■ Exercise brief
Leave out every picture, then transcribe the rest of the listing exactly.

■ Listed entries
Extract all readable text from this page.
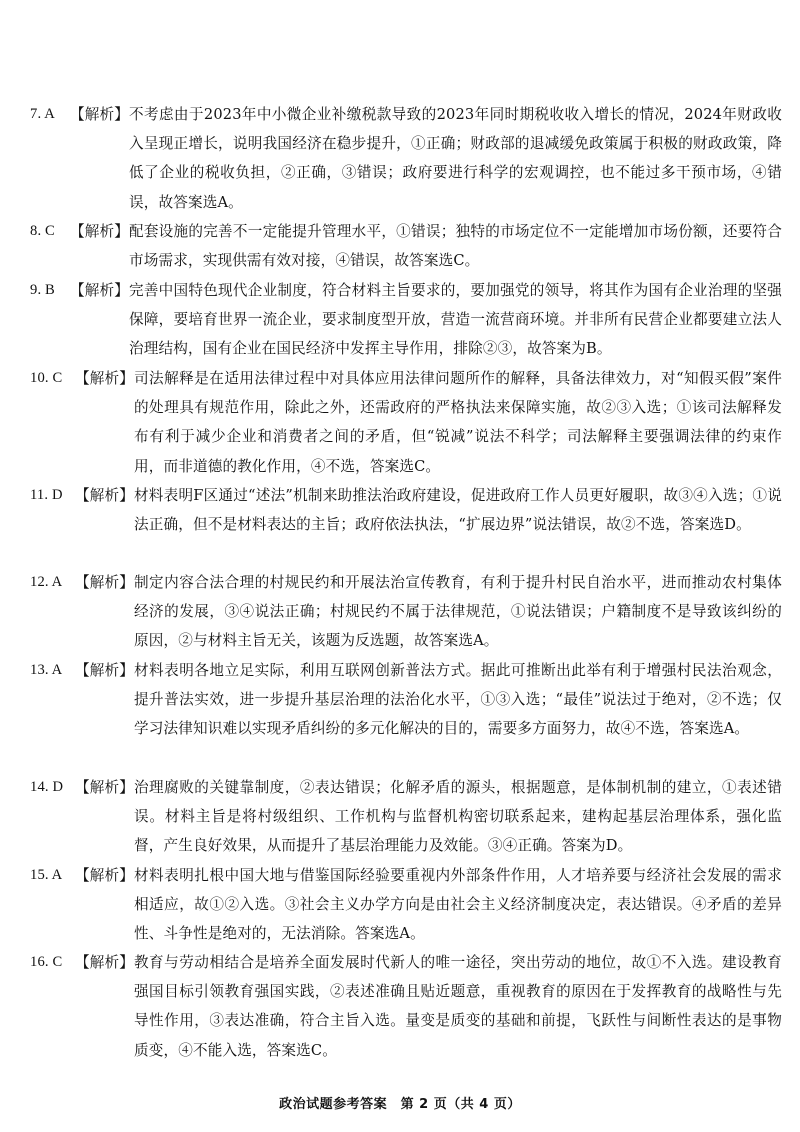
7. A	【解析】 不考虑由于2023年中小微企业补缴税款导致的2023年同时期税收收入增长的情况，2024年财政收入呈现正增长，说明我国经济在稳步提升，①正确；财政部的退减缓免政策属于积极的财政政策，降低了企业的税收负担，②正确，③错误；政府要进行科学的宏观调控，也不能过多干预市场，④错误，故答案选A。
8. C	【解析】 配套设施的完善不一定能提升管理水平，①错误；独特的市场定位不一定能增加市场份额，还要符合市场需求，实现供需有效对接，④错误，故答案选C。
9. B	【解析】 完善中国特色现代企业制度，符合材料主旨要求的，要加强党的领导，将其作为国有企业治理的坚强保障，要培育世界一流企业，要求制度型开放，营造一流营商环境。并非所有民营企业都要建立法人治理结构，国有企业在国民经济中发挥主导作用，排除②③，故答案为B。
10. C 【解析】 司法解释是在适用法律过程中对具体应用法律问题所作的解释，具备法律效力，对“知假买假”案件的处理具有规范作用，除此之外，还需政府的严格执法来保障实施，故②③入选；①该司法解释发布有利于减少企业和消费者之间的矛盾，但“锐减”说法不科学；司法解释主要强调法律的约束作用，而非道德的教化作用，④不选，答案选C。
11. D 【解析】 材料表明F区通过“述法”机制来助推法治政府建设，促进政府工作人员更好履职，故③④入选；①说法正确，但不是材料表达的主旨；政府依法执法，“扩展边界”说法错误，故②不选，答案选D。
12. A 【解析】 制定内容合法合理的村规民约和开展法治宣传教育，有利于提升村民自治水平，进而推动农村集体经济的发展，③④说法正确；村规民约不属于法律规范，①说法错误；户籍制度不是导致该纠纷的原因，②与材料主旨无关，该题为反选题，故答案选A。
13. A 【解析】 材料表明各地立足实际，利用互联网创新普法方式。据此可推断出此举有利于增强村民法治观念，提升普法实效，进一步提升基层治理的法治化水平，①③入选；“最佳”说法过于绝对，②不选；仅学习法律知识难以实现矛盾纠纷的多元化解决的目的，需要多方面努力，故④不选，答案选A。
14. D 【解析】 治理腐败的关键靠制度，②表达错误；化解矛盾的源头，根据题意，是体制机制的建立，①表述错误。材料主旨是将村级组织、工作机构与监督机构密切联系起来，建构起基层治理体系，强化监督，产生良好效果，从而提升了基层治理能力及效能。③④正确。答案为D。
15. A 【解析】 材料表明扎根中国大地与借鉴国际经验要重视内外部条件作用，人才培养要与经济社会发展的需求相适应，故①②入选。③社会主义办学方向是由社会主义经济制度决定，表达错误。④矛盾的差异性、斗争性是绝对的，无法消除。答案选A。
16. C 【解析】 教育与劳动相结合是培养全面发展时代新人的唯一途径，突出劳动的地位，故①不入选。建设教育强国目标引领教育强国实践，②表述准确且贴近题意，重视教育的原因在于发挥教育的战略性与先导性作用，③表达准确，符合主旨入选。量变是质变的基础和前提，飞跃性与间断性表达的是事物质变，④不能入选，答案选C。
政治试题参考答案　第 2 页（共 4 页）
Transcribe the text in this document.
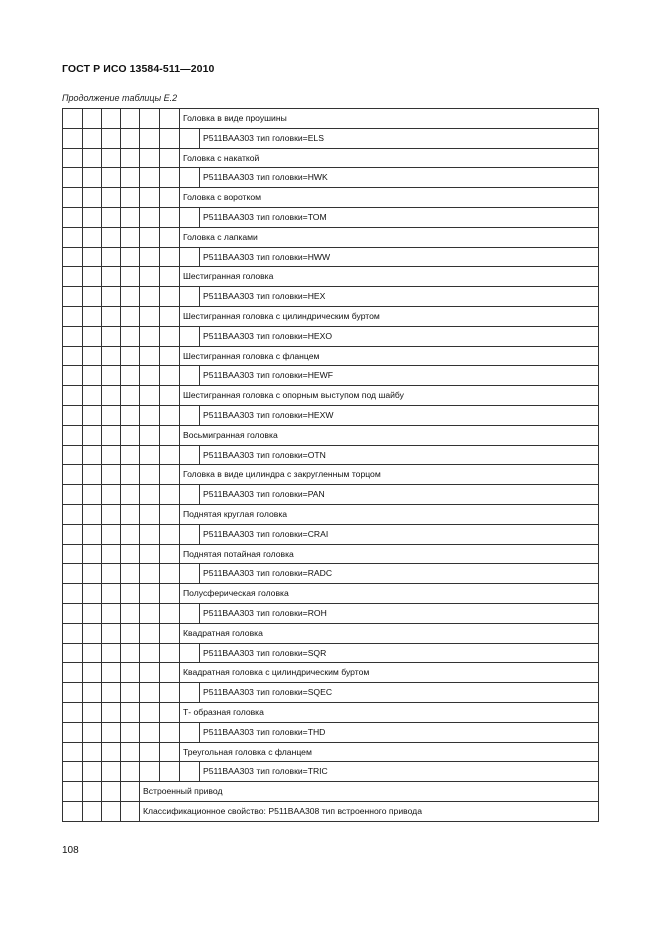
ГОСТ Р ИСО 13584-511—2010
Продолжение таблицы Е.2
						Головка в виде проушины	
							P511BAA303 тип головки=ELS
						Головка с накаткой	
							P511BAA303 тип головки=HWK
						Головка с воротком	
							P511BAA303 тип головки=TOM
						Головка с лапками	
							P511BAA303 тип головки=HWW
						Шестигранная головка	
							P511BAA303 тип головки=HEX
						Шестигранная головка с цилиндрическим буртом	
							P511BAA303 тип головки=HEXO
						Шестигранная головка с фланцем	
							P511BAA303 тип головки=HEWF
						Шестигранная головка с опорным выступом под шайбу	
							P511BAA303 тип головки=HEXW
						Восьмигранная головка	
							P511BAA303 тип головки=OTN
						Головка в виде цилиндра с закругленным торцом	
							P511BAA303 тип головки=PAN
						Поднятая круглая головка	
							P511BAA303 тип головки=CRAI
						Поднятая потайная головка	
							P511BAA303 тип головки=RADC
						Полусферическая головка	
							P511BAA303 тип головки=ROH
						Квадратная головка	
							P511BAA303 тип головки=SQR
						Квадратная головка с цилиндрическим буртом	
							P511BAA303 тип головки=SQEC
						Т- образная головка	
							P511BAA303 тип головки=THD
						Треугольная головка с фланцем	
							P511BAA303 тип головки=TRIC
				Встроенный привод			
				Классификационное свойство: P511BAA308 тип встроенного привода			
108
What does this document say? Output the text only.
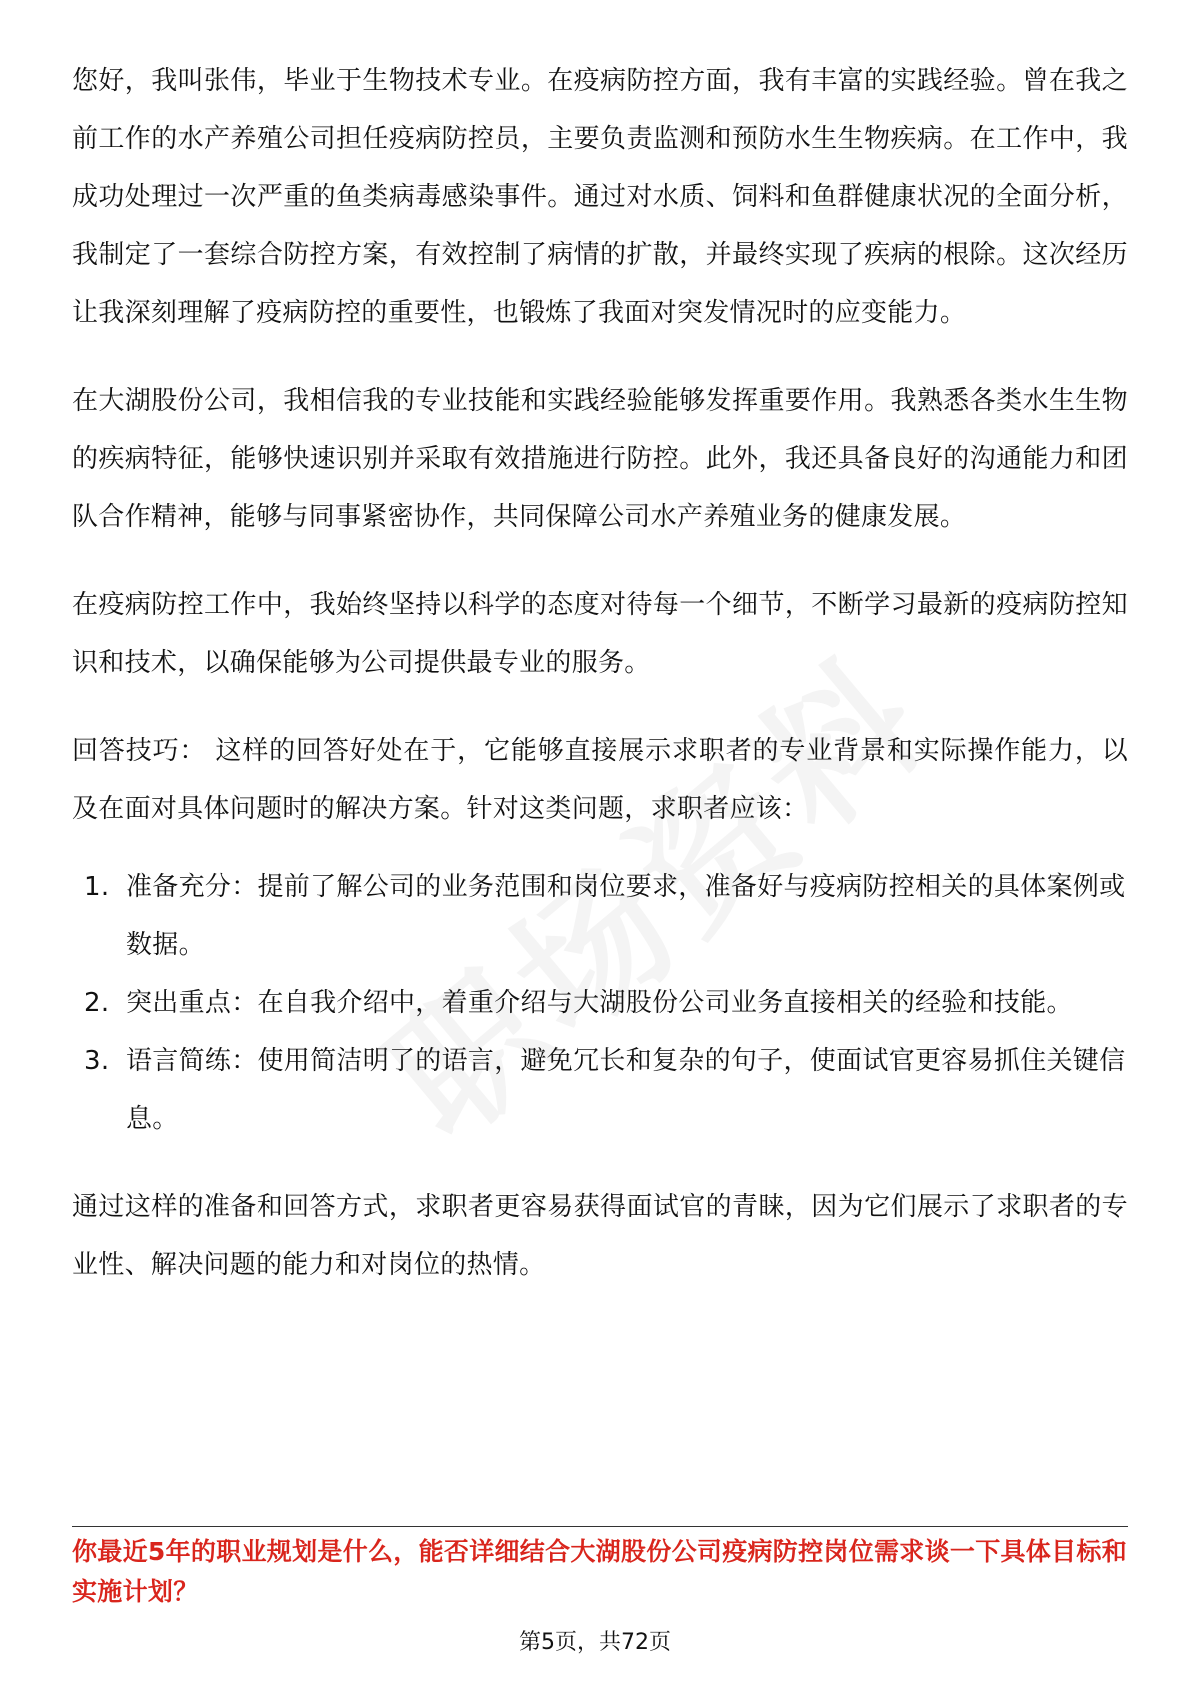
您好，我叫张伟，毕业于生物技术专业。在疫病防控方面，我有丰富的实践经验。曾在我之前工作的水产养殖公司担任疫病防控员，主要负责监测和预防水生生物疾病。在工作中，我成功处理过一次严重的鱼类病毒感染事件。通过对水质、饲料和鱼群健康状况的全面分析，我制定了一套综合防控方案，有效控制了病情的扩散，并最终实现了疾病的根除。这次经历让我深刻理解了疫病防控的重要性，也锻炼了我面对突发情况时的应变能力。

在大湖股份公司，我相信我的专业技能和实践经验能够发挥重要作用。我熟悉各类水生生物的疾病特征，能够快速识别并采取有效措施进行防控。此外，我还具备良好的沟通能力和团队合作精神，能够与同事紧密协作，共同保障公司水产养殖业务的健康发展。

在疫病防控工作中，我始终坚持以科学的态度对待每一个细节，不断学习最新的疫病防控知识和技术，以确保能够为公司提供最专业的服务。

回答技巧： 这样的回答好处在于，它能够直接展示求职者的专业背景和实际操作能力，以及在面对具体问题时的解决方案。针对这类问题，求职者应该：

1. 准备充分：提前了解公司的业务范围和岗位要求，准备好与疫病防控相关的具体案例或数据。
2. 突出重点：在自我介绍中，着重介绍与大湖股份公司业务直接相关的经验和技能。
3. 语言简练：使用简洁明了的语言，避免冗长和复杂的句子，使面试官更容易抓住关键信息。

通过这样的准备和回答方式，求职者更容易获得面试官的青睐，因为它们展示了求职者的专业性、解决问题的能力和对岗位的热情。

你最近5年的职业规划是什么，能否详细结合大湖股份公司疫病防控岗位需求谈一下具体目标和实施计划？
第5页，共72页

■ Worked answer
Extract all readable text from this page.
7. A	【解析】 不考虑由于2023年中小微企业补缴税款导致的2023年同时期税收收入增长的情况，2024年财政收入呈现正增长，说明我国经济在稳步提升，①正确；财政部的退减缓免政策属于积极的财政政策，降低了企业的税收负担，②正确，③错误；政府要进行科学的宏观调控，也不能过多干预市场，④错误，故答案选A。
8. C	【解析】 配套设施的完善不一定能提升管理水平，①错误；独特的市场定位不一定能增加市场份额，还要符合市场需求，实现供需有效对接，④错误，故答案选C。
9. B	【解析】 完善中国特色现代企业制度，符合材料主旨要求的，要加强党的领导，将其作为国有企业治理的坚强保障，要培育世界一流企业，要求制度型开放，营造一流营商环境。并非所有民营企业都要建立法人治理结构，国有企业在国民经济中发挥主导作用，排除②③，故答案为B。
10. C 【解析】 司法解释是在适用法律过程中对具体应用法律问题所作的解释，具备法律效力，对“知假买假”案件的处理具有规范作用，除此之外，还需政府的严格执法来保障实施，故②③入选；①该司法解释发布有利于减少企业和消费者之间的矛盾，但“锐减”说法不科学；司法解释主要强调法律的约束作用，而非道德的教化作用，④不选，答案选C。
11. D 【解析】 材料表明F区通过“述法”机制来助推法治政府建设，促进政府工作人员更好履职，故③④入选；①说法正确，但不是材料表达的主旨；政府依法执法，“扩展边界”说法错误，故②不选，答案选D。
12. A 【解析】 制定内容合法合理的村规民约和开展法治宣传教育，有利于提升村民自治水平，进而推动农村集体经济的发展，③④说法正确；村规民约不属于法律规范，①说法错误；户籍制度不是导致该纠纷的原因，②与材料主旨无关，该题为反选题，故答案选A。
13. A 【解析】 材料表明各地立足实际，利用互联网创新普法方式。据此可推断出此举有利于增强村民法治观念，提升普法实效，进一步提升基层治理的法治化水平，①③入选；“最佳”说法过于绝对，②不选；仅学习法律知识难以实现矛盾纠纷的多元化解决的目的，需要多方面努力，故④不选，答案选A。
14. D 【解析】 治理腐败的关键靠制度，②表达错误；化解矛盾的源头，根据题意，是体制机制的建立，①表述错误。材料主旨是将村级组织、工作机构与监督机构密切联系起来，建构起基层治理体系，强化监督，产生良好效果，从而提升了基层治理能力及效能。③④正确。答案为D。
15. A 【解析】 材料表明扎根中国大地与借鉴国际经验要重视内外部条件作用，人才培养要与经济社会发展的需求相适应，故①②入选。③社会主义办学方向是由社会主义经济制度决定，表达错误。④矛盾的差异性、斗争性是绝对的，无法消除。答案选A。
16. C 【解析】 教育与劳动相结合是培养全面发展时代新人的唯一途径，突出劳动的地位，故①不入选。建设教育强国目标引领教育强国实践，②表述准确且贴近题意，重视教育的原因在于发挥教育的战略性与先导性作用，③表达准确，符合主旨入选。量变是质变的基础和前提，飞跃性与间断性表达的是事物质变，④不能入选，答案选C。
政治试题参考答案　第 2 页（共 4 页）
Transcribe the text in this document.
ГОСТ Р ИСО 13584-511—2010
Продолжение таблицы Е.2
						Головка в виде проушины	
							P511BAA303 тип головки=ELS
						Головка с накаткой	
							P511BAA303 тип головки=HWK
						Головка с воротком	
							P511BAA303 тип головки=TOM
						Головка с лапками	
							P511BAA303 тип головки=HWW
						Шестигранная головка	
							P511BAA303 тип головки=HEX
						Шестигранная головка с цилиндрическим буртом	
							P511BAA303 тип головки=HEXO
						Шестигранная головка с фланцем	
							P511BAA303 тип головки=HEWF
						Шестигранная головка с опорным выступом под шайбу	
							P511BAA303 тип головки=HEXW
						Восьмигранная головка	
							P511BAA303 тип головки=OTN
						Головка в виде цилиндра с закругленным торцом	
							P511BAA303 тип головки=PAN
						Поднятая круглая головка	
							P511BAA303 тип головки=CRAI
						Поднятая потайная головка	
							P511BAA303 тип головки=RADC
						Полусферическая головка	
							P511BAA303 тип головки=ROH
						Квадратная головка	
							P511BAA303 тип головки=SQR
						Квадратная головка с цилиндрическим буртом	
							P511BAA303 тип головки=SQEC
						Т- образная головка	
							P511BAA303 тип головки=THD
						Треугольная головка с фланцем	
							P511BAA303 тип головки=TRIC
				Встроенный привод			
				Классификационное свойство: P511BAA308 тип встроенного привода			
108
What does this document say? Output the text only.
您好，我叫张伟，毕业于生物技术专业。在疫病防控方面，我有丰富的实践经验。曾在我之前工作的水产养殖公司担任疫病防控员，主要负责监测和预防水生生物疾病。在工作中，我成功处理过一次严重的鱼类病毒感染事件。通过对水质、饲料和鱼群健康状况的全面分析，我制定了一套综合防控方案，有效控制了病情的扩散，并最终实现了疾病的根除。这次经历让我深刻理解了疫病防控的重要性，也锻炼了我面对突发情况时的应变能力。

在大湖股份公司，我相信我的专业技能和实践经验能够发挥重要作用。我熟悉各类水生生物的疾病特征，能够快速识别并采取有效措施进行防控。此外，我还具备良好的沟通能力和团队合作精神，能够与同事紧密协作，共同保障公司水产养殖业务的健康发展。

在疫病防控工作中，我始终坚持以科学的态度对待每一个细节，不断学习最新的疫病防控知识和技术，以确保能够为公司提供最专业的服务。

回答技巧： 这样的回答好处在于，它能够直接展示求职者的专业背景和实际操作能力，以及在面对具体问题时的解决方案。针对这类问题，求职者应该：

1. 准备充分：提前了解公司的业务范围和岗位要求，准备好与疫病防控相关的具体案例或数据。
2. 突出重点：在自我介绍中，着重介绍与大湖股份公司业务直接相关的经验和技能。
3. 语言简练：使用简洁明了的语言，避免冗长和复杂的句子，使面试官更容易抓住关键信息。

通过这样的准备和回答方式，求职者更容易获得面试官的青睐，因为它们展示了求职者的专业性、解决问题的能力和对岗位的热情。

你最近5年的职业规划是什么，能否详细结合大湖股份公司疫病防控岗位需求谈一下具体目标和实施计划？
第5页，共72页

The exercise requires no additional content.